Request:
Check each line for the string "Enumerate". Give only the count of lines that have it.

Dataset:

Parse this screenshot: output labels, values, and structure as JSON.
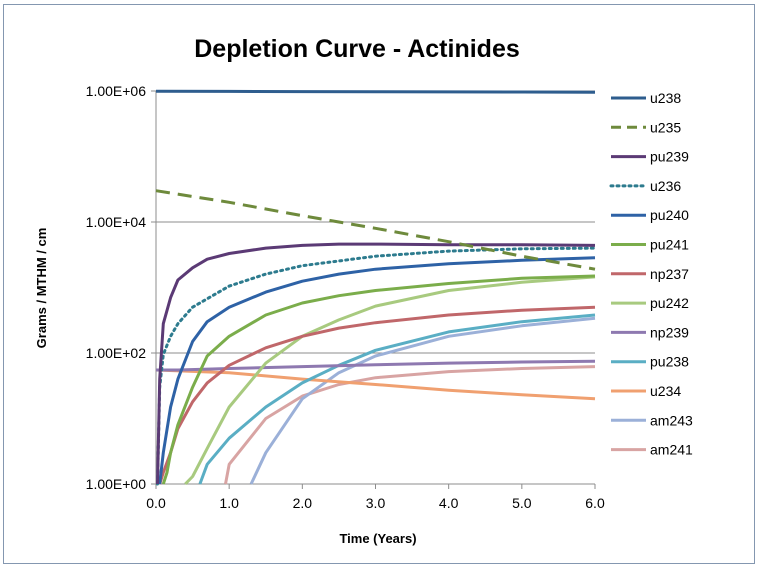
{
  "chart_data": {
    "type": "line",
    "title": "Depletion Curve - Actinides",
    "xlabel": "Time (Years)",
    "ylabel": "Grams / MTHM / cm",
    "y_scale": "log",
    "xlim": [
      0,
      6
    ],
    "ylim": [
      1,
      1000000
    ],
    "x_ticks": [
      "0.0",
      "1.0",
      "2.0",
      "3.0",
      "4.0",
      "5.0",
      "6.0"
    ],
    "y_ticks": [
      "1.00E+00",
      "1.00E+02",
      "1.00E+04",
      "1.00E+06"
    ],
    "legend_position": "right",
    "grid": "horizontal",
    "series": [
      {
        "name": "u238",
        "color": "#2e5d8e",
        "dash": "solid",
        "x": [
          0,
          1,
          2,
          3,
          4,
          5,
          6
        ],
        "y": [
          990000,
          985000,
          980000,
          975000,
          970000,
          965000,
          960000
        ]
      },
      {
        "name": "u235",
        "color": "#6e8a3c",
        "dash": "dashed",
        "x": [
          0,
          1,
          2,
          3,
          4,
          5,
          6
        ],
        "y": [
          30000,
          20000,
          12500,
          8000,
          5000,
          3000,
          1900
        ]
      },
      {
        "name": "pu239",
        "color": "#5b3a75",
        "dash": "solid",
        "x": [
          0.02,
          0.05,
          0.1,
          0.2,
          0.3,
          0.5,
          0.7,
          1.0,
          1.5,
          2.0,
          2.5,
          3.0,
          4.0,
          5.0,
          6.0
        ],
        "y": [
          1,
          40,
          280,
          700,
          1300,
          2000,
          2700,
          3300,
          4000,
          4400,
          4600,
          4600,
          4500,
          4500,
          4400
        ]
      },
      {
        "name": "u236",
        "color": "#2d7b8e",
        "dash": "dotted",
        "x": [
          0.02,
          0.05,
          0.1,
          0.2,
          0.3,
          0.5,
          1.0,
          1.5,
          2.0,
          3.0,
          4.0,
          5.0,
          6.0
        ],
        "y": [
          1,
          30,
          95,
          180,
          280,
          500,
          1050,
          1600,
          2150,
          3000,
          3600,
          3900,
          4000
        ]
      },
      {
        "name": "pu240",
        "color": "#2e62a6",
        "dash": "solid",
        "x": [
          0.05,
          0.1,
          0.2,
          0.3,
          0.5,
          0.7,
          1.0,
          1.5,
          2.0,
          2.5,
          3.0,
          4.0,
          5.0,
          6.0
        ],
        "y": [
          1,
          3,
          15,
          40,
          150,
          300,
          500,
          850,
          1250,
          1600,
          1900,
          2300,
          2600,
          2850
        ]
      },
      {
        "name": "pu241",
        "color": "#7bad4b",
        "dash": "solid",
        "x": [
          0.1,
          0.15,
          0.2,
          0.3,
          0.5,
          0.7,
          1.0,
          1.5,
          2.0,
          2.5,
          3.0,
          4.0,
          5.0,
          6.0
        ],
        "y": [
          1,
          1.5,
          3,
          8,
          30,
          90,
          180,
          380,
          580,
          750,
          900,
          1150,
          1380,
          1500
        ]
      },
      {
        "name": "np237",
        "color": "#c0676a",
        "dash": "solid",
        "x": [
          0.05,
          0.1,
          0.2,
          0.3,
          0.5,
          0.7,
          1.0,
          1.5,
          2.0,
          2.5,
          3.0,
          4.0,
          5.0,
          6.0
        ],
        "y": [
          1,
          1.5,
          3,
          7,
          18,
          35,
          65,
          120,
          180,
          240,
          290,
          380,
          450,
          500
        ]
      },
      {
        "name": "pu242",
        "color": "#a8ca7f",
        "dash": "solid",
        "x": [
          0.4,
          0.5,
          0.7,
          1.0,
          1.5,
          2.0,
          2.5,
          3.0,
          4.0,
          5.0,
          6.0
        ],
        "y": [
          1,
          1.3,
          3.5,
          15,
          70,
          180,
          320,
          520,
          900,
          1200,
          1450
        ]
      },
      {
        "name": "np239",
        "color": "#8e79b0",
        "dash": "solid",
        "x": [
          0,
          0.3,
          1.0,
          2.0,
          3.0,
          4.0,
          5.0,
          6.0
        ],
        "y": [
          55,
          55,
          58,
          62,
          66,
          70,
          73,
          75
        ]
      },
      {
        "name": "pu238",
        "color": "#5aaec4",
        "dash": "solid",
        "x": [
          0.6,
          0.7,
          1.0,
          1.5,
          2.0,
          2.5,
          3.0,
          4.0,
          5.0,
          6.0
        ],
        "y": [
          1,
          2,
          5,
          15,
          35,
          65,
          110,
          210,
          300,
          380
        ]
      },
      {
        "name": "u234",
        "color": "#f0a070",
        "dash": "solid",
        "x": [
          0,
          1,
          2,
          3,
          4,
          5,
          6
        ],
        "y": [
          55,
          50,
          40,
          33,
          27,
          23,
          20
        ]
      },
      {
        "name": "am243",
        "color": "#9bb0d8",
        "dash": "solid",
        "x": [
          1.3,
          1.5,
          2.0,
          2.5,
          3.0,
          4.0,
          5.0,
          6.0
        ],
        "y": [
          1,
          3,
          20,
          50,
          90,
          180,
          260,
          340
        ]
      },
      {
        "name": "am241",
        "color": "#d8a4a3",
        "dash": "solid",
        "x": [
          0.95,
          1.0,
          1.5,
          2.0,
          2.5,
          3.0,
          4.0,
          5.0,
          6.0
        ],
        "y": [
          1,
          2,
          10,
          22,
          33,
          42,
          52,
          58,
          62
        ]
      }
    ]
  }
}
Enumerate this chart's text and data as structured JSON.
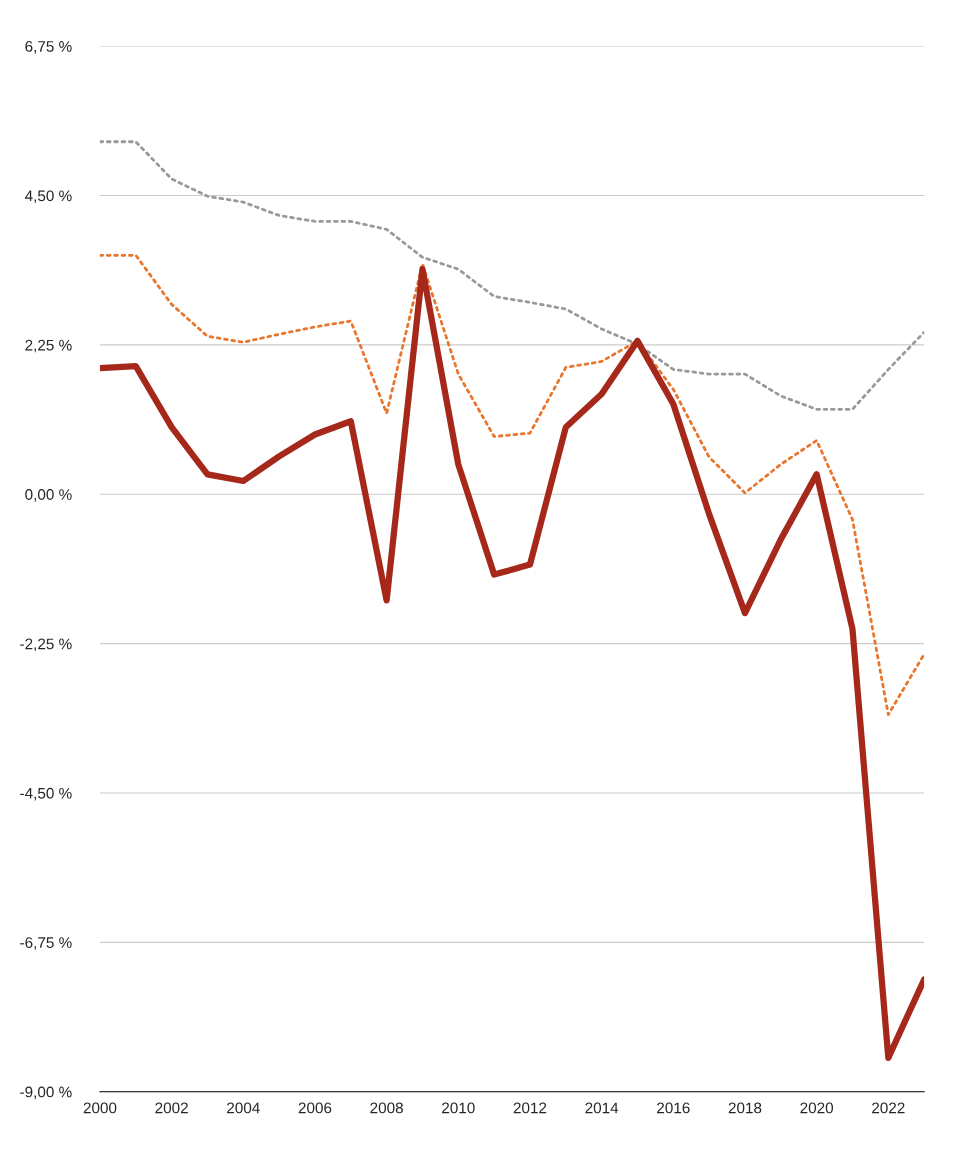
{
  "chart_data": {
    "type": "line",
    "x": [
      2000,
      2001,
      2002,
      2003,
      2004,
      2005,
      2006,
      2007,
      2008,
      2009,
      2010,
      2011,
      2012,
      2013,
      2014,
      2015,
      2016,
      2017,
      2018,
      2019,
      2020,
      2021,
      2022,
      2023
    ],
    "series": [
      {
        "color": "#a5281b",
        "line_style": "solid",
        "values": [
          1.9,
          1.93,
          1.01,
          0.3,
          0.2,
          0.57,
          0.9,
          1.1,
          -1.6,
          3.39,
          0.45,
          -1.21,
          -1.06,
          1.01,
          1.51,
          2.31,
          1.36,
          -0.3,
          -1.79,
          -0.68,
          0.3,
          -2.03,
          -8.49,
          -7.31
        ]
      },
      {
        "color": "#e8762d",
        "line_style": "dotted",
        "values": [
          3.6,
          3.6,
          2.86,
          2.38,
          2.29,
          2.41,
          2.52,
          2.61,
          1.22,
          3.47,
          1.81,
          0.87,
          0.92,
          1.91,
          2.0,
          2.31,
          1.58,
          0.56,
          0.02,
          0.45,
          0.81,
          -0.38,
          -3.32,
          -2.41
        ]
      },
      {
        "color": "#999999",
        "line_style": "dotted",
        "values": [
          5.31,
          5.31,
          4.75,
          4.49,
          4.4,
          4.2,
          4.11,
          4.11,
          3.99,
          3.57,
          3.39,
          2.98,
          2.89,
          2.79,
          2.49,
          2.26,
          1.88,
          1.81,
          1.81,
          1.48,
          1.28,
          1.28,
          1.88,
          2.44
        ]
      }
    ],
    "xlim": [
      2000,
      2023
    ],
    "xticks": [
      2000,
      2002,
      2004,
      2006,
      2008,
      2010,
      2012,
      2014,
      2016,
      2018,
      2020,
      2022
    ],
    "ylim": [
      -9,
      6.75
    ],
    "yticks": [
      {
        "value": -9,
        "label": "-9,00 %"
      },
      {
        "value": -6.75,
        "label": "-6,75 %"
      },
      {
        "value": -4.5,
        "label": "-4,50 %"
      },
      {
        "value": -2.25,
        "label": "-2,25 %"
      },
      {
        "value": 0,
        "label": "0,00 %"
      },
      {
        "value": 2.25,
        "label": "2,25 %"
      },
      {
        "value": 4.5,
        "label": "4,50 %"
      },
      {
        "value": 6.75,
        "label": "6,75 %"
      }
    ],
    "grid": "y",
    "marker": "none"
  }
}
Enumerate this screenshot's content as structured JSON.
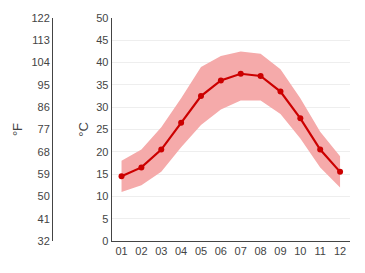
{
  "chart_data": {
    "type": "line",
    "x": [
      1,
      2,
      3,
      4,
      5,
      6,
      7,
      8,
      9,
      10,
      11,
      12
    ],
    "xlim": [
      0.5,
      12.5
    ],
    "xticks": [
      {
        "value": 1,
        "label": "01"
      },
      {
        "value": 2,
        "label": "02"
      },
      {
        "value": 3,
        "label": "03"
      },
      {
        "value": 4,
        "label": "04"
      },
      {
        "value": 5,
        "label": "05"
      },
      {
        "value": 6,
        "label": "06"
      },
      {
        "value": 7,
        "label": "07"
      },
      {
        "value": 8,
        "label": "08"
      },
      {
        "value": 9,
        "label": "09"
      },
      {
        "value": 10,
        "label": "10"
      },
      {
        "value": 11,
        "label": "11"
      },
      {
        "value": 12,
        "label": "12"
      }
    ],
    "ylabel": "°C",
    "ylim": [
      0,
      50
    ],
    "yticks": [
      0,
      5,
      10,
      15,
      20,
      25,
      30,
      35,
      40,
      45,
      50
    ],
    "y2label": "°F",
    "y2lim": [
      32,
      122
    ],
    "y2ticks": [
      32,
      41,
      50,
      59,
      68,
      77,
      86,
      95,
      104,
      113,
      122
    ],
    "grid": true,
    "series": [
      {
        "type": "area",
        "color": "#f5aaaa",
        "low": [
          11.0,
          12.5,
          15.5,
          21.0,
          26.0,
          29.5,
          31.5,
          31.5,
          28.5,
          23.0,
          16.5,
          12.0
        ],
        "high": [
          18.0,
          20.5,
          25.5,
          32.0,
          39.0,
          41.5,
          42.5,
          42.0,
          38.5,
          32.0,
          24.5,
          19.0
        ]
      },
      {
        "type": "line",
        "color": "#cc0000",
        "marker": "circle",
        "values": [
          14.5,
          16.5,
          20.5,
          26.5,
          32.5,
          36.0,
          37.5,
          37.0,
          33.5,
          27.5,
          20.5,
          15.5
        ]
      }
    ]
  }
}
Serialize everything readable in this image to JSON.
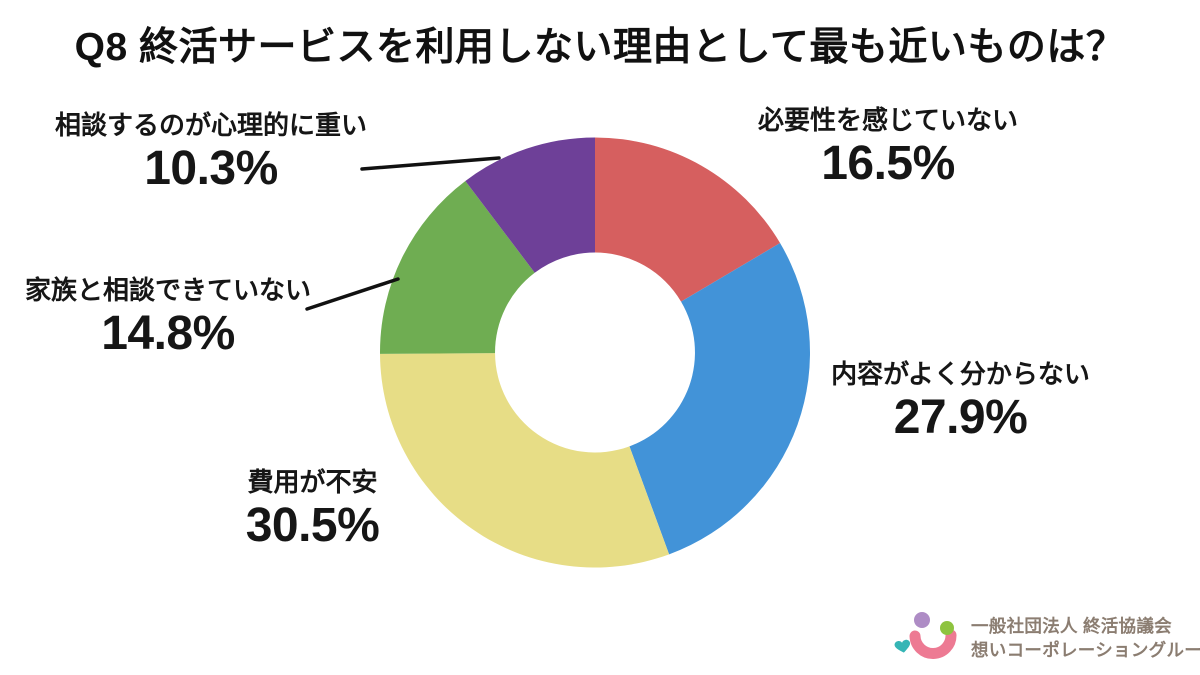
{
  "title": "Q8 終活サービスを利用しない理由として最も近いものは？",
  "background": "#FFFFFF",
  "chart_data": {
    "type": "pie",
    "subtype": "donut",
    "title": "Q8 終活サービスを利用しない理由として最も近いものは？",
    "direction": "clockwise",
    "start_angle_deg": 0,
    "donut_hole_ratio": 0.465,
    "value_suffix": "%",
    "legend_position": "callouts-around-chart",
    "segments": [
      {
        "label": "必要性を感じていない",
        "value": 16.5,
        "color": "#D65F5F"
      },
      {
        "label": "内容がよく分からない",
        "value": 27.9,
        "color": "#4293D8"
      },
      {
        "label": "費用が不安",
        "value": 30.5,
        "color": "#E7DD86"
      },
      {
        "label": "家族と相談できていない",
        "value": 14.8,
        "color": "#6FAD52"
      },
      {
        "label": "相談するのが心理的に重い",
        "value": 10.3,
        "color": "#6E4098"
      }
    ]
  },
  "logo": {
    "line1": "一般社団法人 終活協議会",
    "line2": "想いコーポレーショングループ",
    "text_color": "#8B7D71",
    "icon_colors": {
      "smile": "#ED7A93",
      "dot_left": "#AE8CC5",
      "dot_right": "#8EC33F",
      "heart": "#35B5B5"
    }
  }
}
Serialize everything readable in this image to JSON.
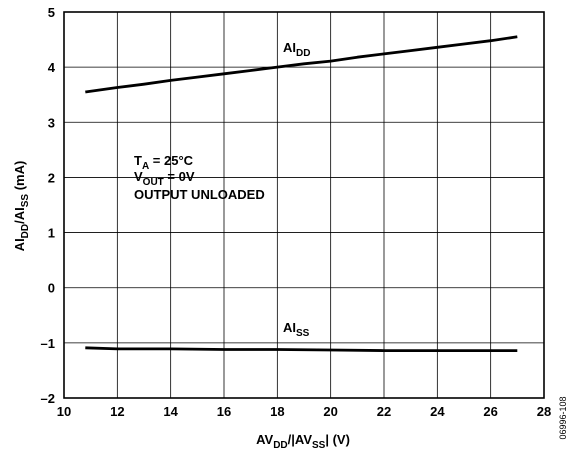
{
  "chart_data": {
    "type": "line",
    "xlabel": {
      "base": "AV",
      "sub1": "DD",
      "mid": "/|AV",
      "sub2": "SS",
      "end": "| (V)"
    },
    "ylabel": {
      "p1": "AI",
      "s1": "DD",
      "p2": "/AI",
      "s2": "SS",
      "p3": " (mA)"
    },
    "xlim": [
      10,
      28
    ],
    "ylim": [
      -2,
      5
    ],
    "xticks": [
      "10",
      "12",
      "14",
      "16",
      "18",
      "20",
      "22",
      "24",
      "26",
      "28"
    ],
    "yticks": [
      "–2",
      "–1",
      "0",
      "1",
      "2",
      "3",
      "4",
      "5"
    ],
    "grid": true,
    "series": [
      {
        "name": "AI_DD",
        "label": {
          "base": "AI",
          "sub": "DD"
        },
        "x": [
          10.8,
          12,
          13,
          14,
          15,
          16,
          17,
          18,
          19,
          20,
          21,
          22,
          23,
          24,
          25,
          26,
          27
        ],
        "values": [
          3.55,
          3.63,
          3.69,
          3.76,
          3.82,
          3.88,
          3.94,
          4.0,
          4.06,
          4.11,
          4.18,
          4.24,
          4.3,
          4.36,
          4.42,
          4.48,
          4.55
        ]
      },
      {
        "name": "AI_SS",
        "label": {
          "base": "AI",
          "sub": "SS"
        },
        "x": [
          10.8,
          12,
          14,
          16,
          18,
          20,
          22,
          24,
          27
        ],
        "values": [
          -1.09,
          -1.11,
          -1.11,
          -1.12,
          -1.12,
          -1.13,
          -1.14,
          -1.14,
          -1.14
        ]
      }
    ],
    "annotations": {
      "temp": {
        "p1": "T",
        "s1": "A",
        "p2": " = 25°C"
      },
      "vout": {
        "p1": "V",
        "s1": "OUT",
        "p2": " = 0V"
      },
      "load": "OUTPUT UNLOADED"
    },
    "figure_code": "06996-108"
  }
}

Solution for this problem:
2